> WORK TO COMPLETE
1) Answer these questions from the blues review.
(a) Which label released "Chicago/The Blues Today" in the mid-'60s?
(b) What is the name of Guy's southside club?
(c) In what year was "Stone Crazy" recorded?
2) Copy word for word the passage of the blues review that begins with the words "The Alligator series" and ends with "to 20 years.".

— begin SOURCE EXTRACT —

Earlier this year Alligator Records released the second installment of "Living Chicago Blues (Vol. 4 thru 6; AL 7704-6), the most comprehensive survey of contemporary bluesmen yet compiled.
Whereas the first three albums helped reestablish such neglected veterans as guitarists Lonnie Brooks, Left Hand Frank and Jimmy Johnson -- leading to further recordings in some cases -- the latest series focuses on several musicians who have worked primarily as sidemen in Chicago: Muddy Waters' former guitarist, Luther "Guitar Jr." Johnson; Son Seals' ex-rhythm-guitarist, Lacy Gibson; and tenor saxman A. C. Reed, who seems to have backed up everyone in Chicago short of Mayor Byrne. Each gets a chance to record with his own band, and it's largely these contributions that make the latter part of the survey so enjoyable and worthwhile.
The Alligator series was inspired -- in part, at least -- by a landmark collection of Chicago blues released by Vanguard in the mid-'60s. "Chicago/The Blues Today," produced by Sam Charters, introduced James Cotton, Otis Rush, Homesick James and the late Otis Spann to a national audience. It also reinforced the partnership of Junior Wells and Buddy Guy.
Since then, Wells and Guy have toured extensively, but many of their recordings have been weighted to favor Wells' funky harp and vocals -- not always compatible with Guy's often delicate, bittersweet -- and the overall quality of their records together has been uneven at best. More recently, Guy has been busy with his southside club, The Checkerboard, while his fans have contented themselves with his old recordings, many of them dating back 15 to 20 years.
Now comes Alligator to the rescue. Guy's "Stone Crazy" (AL 4723), a French session recorded in 1979, offers a clear, unobstructed view of his talent. The album presents Guy at the peak of his seductive powers, recalling the pure, unadorned sound of his early recordings.
Aside from being a guitarist of great speed, control and sensitivity, Guy is also a commanding vocalist. His high whispering cries pack a strong punch, whether he's caught up in a homesick reverie as on "Are You Losing Your Mind?" or counting emotional scars as on "I Smell a Rat."
Unlike Wells, who at times sounds as if he's simply going through the paces when he sings, Guy convinces you that the words are as important as the music. Only when he can't express something vocally does he let his fingers do the talking; sharp rising, twisting patterns serve as a kind of emotional catharsis for him. Frequently he's heard growling above the guitar as if the music is as physically demanding as it is emotionally. For Guy, and blues fans in general, this performance is long overdue.

— end SOURCE EXTRACT —
— begin DATASET ENTRIES —

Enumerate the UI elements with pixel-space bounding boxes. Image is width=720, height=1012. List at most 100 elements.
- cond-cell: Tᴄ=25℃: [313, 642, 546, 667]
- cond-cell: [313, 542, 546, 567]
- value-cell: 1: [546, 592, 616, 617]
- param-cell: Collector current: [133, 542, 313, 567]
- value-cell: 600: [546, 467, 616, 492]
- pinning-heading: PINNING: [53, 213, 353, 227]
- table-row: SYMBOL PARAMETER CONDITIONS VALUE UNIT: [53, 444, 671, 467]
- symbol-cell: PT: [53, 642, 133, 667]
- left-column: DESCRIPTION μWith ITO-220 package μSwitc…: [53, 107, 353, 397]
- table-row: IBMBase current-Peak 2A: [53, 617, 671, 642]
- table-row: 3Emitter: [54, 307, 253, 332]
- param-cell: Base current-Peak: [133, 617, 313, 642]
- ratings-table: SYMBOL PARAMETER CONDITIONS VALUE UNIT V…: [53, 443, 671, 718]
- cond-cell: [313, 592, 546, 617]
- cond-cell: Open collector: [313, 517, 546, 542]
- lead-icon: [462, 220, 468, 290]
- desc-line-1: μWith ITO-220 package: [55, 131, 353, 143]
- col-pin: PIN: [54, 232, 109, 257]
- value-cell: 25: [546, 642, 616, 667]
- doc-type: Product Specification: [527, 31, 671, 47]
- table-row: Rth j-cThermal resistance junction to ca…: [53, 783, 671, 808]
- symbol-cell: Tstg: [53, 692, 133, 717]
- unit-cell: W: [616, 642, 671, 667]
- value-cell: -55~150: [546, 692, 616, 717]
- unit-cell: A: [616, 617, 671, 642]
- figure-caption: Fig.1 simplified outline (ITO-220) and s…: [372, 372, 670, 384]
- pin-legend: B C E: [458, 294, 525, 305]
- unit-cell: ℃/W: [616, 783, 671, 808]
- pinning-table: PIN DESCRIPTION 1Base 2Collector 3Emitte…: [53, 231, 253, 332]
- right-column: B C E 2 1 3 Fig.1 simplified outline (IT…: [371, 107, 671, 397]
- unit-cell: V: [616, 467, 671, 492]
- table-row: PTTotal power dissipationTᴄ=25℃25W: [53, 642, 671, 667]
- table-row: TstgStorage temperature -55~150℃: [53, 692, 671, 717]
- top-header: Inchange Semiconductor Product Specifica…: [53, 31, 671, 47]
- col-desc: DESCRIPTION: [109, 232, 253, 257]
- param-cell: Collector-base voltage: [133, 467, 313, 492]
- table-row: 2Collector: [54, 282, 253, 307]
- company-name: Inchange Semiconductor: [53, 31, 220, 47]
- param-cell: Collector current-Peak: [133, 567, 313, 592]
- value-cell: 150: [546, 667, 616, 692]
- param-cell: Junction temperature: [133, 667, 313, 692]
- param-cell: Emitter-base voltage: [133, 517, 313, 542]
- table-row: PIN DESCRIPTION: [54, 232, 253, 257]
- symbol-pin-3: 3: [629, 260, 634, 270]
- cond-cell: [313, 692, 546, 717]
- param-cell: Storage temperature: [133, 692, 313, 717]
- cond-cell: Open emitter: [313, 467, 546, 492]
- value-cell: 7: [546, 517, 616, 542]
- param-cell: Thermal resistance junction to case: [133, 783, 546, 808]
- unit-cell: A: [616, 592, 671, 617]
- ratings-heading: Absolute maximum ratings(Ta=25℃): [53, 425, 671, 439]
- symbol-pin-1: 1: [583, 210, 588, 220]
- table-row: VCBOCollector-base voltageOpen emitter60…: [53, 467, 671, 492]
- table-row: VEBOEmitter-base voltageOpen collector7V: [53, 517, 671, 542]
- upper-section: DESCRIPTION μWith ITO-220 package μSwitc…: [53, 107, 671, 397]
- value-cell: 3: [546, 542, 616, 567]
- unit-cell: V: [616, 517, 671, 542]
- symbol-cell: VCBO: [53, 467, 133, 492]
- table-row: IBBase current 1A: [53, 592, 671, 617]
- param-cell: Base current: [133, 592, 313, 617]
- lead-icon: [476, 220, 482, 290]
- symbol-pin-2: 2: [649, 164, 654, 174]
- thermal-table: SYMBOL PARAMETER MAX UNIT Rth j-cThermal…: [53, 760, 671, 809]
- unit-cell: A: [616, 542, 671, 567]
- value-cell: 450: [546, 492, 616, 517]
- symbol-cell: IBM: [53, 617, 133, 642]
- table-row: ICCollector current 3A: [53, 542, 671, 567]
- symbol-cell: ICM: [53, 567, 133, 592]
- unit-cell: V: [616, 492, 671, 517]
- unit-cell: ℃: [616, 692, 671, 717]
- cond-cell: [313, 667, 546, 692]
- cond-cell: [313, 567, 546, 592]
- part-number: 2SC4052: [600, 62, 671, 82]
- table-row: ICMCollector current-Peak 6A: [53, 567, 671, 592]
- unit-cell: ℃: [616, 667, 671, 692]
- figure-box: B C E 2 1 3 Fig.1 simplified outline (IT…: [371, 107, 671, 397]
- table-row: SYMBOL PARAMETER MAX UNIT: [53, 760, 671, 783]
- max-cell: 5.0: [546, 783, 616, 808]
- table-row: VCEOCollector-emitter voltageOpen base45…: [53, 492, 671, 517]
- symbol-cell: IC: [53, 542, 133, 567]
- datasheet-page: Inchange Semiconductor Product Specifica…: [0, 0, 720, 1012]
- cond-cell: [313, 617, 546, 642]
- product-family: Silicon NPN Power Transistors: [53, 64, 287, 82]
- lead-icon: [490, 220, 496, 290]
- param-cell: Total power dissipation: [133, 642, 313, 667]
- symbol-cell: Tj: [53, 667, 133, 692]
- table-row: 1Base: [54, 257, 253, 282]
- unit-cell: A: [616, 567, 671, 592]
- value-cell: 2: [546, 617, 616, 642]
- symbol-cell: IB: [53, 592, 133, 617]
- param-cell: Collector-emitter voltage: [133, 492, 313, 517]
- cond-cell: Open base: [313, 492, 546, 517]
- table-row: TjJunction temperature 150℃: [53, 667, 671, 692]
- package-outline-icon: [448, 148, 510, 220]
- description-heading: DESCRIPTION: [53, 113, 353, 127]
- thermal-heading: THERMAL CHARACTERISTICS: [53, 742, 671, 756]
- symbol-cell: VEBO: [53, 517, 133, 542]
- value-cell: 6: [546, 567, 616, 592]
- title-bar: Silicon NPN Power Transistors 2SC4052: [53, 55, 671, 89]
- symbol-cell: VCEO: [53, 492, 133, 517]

— end DATASET ENTRIES —

> TASK RESULTS
1)
(a) Vanguard
(b) The Checkerboard
(c) 1979

2)
The Alligator series was inspired -- in part, at least -- by a landmark collection of Chicago blues released by Vanguard in the mid-'60s. "Chicago/The Blues Today," produced by Sam Charters, introduced James Cotton, Otis Rush, Homesick James and the late Otis Spann to a national audience. It also reinforced the partnership of Junior Wells and Buddy Guy.
Since then, Wells and Guy have toured extensively, but many of their recordings have been weighted to favor Wells' funky harp and vocals -- not always compatible with Guy's often delicate, bittersweet -- and the overall quality of their records together has been uneven at best. More recently, Guy has been busy with his southside club, The Checkerboard, while his fans have contented themselves with his old recordings, many of them dating back 15 to 20 years.